[Records from a data collection]
---+---
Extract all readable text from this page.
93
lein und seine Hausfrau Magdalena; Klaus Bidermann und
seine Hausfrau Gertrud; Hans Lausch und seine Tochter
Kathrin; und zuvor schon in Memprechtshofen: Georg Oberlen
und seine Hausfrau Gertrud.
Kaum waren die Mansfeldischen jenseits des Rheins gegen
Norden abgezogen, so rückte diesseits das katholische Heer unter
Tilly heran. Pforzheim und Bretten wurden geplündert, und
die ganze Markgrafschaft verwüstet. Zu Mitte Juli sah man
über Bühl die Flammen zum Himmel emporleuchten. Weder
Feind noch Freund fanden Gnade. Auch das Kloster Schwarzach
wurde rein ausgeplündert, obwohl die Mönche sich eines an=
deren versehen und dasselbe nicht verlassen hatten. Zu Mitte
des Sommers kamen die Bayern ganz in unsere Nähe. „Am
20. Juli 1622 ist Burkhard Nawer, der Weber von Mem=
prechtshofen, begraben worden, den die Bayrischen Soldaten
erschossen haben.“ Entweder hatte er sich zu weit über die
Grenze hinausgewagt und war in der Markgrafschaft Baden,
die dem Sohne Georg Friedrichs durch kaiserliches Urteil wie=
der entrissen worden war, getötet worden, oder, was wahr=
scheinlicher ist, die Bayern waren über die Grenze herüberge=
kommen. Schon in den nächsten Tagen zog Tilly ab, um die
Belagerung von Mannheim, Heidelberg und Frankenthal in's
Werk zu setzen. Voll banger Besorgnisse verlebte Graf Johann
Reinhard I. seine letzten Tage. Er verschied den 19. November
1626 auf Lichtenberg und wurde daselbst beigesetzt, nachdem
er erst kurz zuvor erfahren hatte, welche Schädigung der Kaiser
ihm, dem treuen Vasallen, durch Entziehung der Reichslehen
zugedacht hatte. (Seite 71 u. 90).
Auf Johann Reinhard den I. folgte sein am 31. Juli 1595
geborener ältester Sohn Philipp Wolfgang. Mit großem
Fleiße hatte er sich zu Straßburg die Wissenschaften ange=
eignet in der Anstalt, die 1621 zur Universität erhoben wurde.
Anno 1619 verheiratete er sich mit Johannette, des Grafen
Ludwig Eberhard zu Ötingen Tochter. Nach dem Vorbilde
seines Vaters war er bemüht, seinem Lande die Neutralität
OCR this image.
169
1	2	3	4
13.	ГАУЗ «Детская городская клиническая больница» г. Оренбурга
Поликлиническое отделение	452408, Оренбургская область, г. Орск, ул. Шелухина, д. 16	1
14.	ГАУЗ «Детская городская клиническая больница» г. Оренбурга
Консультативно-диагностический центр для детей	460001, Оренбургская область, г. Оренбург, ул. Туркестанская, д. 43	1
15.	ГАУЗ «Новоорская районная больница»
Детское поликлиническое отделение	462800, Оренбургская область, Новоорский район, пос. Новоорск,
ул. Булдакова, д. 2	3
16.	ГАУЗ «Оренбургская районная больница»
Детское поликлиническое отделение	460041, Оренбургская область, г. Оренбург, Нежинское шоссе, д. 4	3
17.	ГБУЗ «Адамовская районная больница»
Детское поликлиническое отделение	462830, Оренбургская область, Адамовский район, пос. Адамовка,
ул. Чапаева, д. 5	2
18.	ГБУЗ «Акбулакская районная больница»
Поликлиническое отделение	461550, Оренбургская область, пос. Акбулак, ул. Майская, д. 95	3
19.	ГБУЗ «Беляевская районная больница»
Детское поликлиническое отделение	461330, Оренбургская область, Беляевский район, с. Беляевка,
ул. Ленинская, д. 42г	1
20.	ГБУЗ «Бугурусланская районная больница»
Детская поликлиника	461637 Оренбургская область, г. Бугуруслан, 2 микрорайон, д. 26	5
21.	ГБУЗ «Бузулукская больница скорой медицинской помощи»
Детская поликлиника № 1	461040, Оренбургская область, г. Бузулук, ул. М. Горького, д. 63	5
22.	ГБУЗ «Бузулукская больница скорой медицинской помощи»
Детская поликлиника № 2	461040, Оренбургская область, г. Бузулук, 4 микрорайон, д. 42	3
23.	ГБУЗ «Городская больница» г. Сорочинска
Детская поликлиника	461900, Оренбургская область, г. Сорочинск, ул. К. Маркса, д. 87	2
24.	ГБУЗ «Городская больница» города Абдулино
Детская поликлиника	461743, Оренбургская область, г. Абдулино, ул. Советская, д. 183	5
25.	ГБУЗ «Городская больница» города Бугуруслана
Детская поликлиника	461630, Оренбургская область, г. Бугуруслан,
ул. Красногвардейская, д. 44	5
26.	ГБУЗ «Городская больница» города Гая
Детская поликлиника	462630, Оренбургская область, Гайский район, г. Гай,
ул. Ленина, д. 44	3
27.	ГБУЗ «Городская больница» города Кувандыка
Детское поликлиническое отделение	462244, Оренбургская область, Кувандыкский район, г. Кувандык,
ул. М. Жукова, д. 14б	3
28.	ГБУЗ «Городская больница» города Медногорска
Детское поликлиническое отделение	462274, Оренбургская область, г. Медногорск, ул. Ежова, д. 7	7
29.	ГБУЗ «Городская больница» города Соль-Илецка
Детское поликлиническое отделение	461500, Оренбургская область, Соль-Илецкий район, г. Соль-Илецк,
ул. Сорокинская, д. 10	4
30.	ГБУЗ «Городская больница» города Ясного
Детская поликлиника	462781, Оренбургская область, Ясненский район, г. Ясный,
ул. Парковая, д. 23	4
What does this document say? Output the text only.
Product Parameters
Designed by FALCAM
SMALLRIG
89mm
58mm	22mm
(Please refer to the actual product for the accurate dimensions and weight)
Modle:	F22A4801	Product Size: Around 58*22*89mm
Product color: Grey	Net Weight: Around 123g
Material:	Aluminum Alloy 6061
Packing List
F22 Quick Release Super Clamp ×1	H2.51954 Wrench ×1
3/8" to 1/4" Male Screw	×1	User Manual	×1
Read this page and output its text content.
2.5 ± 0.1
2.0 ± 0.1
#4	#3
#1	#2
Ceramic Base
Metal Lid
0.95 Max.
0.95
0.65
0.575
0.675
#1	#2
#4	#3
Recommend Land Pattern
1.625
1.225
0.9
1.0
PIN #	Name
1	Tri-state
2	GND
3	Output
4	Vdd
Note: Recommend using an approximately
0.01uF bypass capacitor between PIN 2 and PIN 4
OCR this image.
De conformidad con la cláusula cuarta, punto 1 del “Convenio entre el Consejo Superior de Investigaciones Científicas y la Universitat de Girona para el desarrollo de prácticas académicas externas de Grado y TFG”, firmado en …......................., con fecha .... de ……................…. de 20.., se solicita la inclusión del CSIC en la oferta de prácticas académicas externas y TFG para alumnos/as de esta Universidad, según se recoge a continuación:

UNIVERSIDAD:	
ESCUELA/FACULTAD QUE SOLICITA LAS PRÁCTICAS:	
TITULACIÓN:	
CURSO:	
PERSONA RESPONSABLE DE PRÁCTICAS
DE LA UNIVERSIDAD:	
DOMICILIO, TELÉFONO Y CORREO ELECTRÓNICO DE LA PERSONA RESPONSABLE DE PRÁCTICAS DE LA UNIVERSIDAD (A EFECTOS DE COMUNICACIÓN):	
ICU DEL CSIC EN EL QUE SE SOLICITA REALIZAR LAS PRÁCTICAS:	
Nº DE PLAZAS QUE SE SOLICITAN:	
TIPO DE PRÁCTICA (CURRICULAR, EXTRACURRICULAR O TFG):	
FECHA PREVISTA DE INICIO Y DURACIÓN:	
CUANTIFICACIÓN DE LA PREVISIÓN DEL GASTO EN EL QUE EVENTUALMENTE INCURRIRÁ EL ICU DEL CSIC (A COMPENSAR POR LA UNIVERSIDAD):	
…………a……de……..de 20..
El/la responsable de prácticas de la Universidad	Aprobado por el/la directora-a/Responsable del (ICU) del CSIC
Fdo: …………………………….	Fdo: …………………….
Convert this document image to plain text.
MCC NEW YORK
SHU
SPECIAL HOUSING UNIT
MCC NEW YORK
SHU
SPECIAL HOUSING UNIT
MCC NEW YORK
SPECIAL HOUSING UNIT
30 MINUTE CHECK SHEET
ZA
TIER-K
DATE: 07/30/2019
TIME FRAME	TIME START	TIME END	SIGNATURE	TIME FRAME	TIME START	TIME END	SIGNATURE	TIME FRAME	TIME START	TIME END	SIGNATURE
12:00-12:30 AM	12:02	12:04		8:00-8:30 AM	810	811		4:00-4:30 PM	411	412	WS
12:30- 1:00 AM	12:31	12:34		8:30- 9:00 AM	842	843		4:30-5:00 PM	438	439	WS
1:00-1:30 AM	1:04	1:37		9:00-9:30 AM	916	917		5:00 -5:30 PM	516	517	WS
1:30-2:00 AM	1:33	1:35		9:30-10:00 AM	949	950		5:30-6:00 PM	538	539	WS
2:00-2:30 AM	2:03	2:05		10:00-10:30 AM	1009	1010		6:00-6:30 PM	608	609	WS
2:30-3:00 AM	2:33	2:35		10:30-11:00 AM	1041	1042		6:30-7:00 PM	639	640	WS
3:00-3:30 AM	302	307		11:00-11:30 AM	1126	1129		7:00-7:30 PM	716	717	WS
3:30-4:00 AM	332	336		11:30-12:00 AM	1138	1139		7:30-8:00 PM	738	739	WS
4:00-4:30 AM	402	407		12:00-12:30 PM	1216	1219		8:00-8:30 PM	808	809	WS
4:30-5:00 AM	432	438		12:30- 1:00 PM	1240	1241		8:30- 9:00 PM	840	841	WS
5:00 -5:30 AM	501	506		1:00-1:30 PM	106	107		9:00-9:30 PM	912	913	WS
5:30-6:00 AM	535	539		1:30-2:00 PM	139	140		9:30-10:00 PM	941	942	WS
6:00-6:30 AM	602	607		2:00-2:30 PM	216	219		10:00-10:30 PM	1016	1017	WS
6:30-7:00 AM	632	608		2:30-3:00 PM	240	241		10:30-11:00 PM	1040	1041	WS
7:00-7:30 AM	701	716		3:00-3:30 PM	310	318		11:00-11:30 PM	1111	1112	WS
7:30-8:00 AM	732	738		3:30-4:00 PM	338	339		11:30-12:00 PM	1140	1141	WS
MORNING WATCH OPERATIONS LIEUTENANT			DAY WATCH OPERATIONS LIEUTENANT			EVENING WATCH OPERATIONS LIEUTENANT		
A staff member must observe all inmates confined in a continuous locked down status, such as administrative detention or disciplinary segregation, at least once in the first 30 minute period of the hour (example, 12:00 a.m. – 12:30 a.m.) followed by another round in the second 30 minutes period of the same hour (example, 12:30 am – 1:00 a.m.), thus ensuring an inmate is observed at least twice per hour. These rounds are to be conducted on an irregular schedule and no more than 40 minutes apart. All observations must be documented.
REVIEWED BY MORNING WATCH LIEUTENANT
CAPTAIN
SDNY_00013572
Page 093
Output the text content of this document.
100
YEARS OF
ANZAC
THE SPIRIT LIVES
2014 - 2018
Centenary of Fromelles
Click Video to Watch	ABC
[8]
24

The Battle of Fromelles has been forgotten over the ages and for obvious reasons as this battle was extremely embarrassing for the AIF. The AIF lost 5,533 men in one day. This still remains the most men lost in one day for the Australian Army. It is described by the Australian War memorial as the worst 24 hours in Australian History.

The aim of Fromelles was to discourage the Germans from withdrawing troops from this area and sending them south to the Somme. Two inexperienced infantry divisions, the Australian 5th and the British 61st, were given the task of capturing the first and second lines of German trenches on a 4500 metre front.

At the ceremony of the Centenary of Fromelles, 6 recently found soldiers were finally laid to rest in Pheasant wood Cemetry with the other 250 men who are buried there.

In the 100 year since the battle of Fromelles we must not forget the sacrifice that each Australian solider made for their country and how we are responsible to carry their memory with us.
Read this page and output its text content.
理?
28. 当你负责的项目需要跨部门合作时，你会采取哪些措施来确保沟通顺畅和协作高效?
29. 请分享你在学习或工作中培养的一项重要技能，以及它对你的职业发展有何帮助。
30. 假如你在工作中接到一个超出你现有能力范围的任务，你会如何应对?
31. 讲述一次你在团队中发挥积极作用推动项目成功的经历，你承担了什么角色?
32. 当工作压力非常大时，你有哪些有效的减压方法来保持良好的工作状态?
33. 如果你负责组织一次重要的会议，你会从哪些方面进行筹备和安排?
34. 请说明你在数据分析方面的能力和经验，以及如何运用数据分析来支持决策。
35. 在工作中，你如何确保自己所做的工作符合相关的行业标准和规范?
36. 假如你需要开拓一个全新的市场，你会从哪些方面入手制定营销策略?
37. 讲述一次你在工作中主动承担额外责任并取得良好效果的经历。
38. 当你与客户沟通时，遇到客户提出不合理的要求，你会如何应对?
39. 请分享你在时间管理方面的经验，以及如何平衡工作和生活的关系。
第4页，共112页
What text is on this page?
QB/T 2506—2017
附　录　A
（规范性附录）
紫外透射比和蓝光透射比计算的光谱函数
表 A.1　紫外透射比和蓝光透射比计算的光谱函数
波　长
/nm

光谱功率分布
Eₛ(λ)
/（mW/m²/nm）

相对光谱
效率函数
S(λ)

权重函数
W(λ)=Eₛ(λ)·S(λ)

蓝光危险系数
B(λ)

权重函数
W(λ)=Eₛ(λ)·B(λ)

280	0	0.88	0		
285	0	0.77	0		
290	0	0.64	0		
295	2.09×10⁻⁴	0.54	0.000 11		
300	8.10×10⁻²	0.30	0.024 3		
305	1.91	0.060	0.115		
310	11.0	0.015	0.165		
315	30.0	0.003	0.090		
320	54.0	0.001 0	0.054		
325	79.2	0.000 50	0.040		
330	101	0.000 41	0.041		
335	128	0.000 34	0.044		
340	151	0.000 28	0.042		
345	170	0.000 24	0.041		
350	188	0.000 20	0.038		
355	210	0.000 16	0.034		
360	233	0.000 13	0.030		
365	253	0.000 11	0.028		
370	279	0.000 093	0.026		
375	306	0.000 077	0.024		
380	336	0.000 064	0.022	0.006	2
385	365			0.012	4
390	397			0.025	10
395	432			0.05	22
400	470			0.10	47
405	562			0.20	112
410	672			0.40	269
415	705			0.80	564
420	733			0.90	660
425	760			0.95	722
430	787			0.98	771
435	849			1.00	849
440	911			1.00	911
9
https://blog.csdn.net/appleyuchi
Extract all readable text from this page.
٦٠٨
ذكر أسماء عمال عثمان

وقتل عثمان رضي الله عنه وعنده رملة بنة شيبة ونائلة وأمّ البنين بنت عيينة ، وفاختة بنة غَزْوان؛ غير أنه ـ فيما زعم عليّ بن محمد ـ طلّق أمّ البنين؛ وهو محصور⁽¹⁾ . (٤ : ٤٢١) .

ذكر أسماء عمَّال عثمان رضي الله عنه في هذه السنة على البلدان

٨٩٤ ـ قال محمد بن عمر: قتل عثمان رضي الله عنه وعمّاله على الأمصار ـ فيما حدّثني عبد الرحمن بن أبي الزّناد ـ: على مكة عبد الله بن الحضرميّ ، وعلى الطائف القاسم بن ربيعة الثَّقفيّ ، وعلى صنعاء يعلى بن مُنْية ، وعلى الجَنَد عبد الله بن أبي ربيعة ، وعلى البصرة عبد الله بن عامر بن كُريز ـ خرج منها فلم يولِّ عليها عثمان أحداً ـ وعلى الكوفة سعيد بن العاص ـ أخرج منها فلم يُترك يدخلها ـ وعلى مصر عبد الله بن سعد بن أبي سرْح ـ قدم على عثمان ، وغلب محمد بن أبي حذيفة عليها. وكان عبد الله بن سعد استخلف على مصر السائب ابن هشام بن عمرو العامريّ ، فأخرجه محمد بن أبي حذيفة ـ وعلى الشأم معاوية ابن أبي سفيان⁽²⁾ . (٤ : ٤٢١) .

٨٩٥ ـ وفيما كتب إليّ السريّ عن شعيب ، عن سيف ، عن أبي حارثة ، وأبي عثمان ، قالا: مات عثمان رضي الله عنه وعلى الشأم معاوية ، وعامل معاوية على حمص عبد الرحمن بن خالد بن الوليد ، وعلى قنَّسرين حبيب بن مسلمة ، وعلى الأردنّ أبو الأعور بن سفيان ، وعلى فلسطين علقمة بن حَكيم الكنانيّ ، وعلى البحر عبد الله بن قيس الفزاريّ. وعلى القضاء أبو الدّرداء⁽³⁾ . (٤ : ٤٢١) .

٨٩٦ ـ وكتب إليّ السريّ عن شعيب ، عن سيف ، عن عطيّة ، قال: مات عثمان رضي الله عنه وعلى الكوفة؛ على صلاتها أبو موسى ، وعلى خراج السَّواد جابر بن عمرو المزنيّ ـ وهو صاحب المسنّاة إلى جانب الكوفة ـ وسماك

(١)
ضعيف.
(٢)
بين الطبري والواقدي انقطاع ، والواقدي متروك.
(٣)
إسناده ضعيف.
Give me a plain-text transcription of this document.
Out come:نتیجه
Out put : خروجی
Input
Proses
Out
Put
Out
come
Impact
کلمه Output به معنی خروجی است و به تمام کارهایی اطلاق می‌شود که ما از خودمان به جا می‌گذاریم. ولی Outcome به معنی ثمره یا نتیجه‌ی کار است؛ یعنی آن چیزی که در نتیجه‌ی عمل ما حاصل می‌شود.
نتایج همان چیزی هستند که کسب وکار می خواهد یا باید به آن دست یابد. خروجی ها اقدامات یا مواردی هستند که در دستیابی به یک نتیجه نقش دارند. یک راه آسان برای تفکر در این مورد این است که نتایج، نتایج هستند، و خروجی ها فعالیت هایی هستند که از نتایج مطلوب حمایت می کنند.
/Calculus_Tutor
---+---
Return, word for word, every line from the line with "Give me a plain-text" to the final line of the data.

Give me a plain-text transcription of this document.
Out come:نتیجه
Out put : خروجی
Input
Proses
Out
Put
Out
come
Impact
کلمه Output به معنی خروجی است و به تمام کارهایی اطلاق می‌شود که ما از خودمان به جا می‌گذاریم. ولی Outcome به معنی ثمره یا نتیجه‌ی کار است؛ یعنی آن چیزی که در نتیجه‌ی عمل ما حاصل می‌شود.
نتایج همان چیزی هستند که کسب وکار می خواهد یا باید به آن دست یابد. خروجی ها اقدامات یا مواردی هستند که در دستیابی به یک نتیجه نقش دارند. یک راه آسان برای تفکر در این مورد این است که نتایج، نتایج هستند، و خروجی ها فعالیت هایی هستند که از نتایج مطلوب حمایت می کنند.
/Calculus_Tutor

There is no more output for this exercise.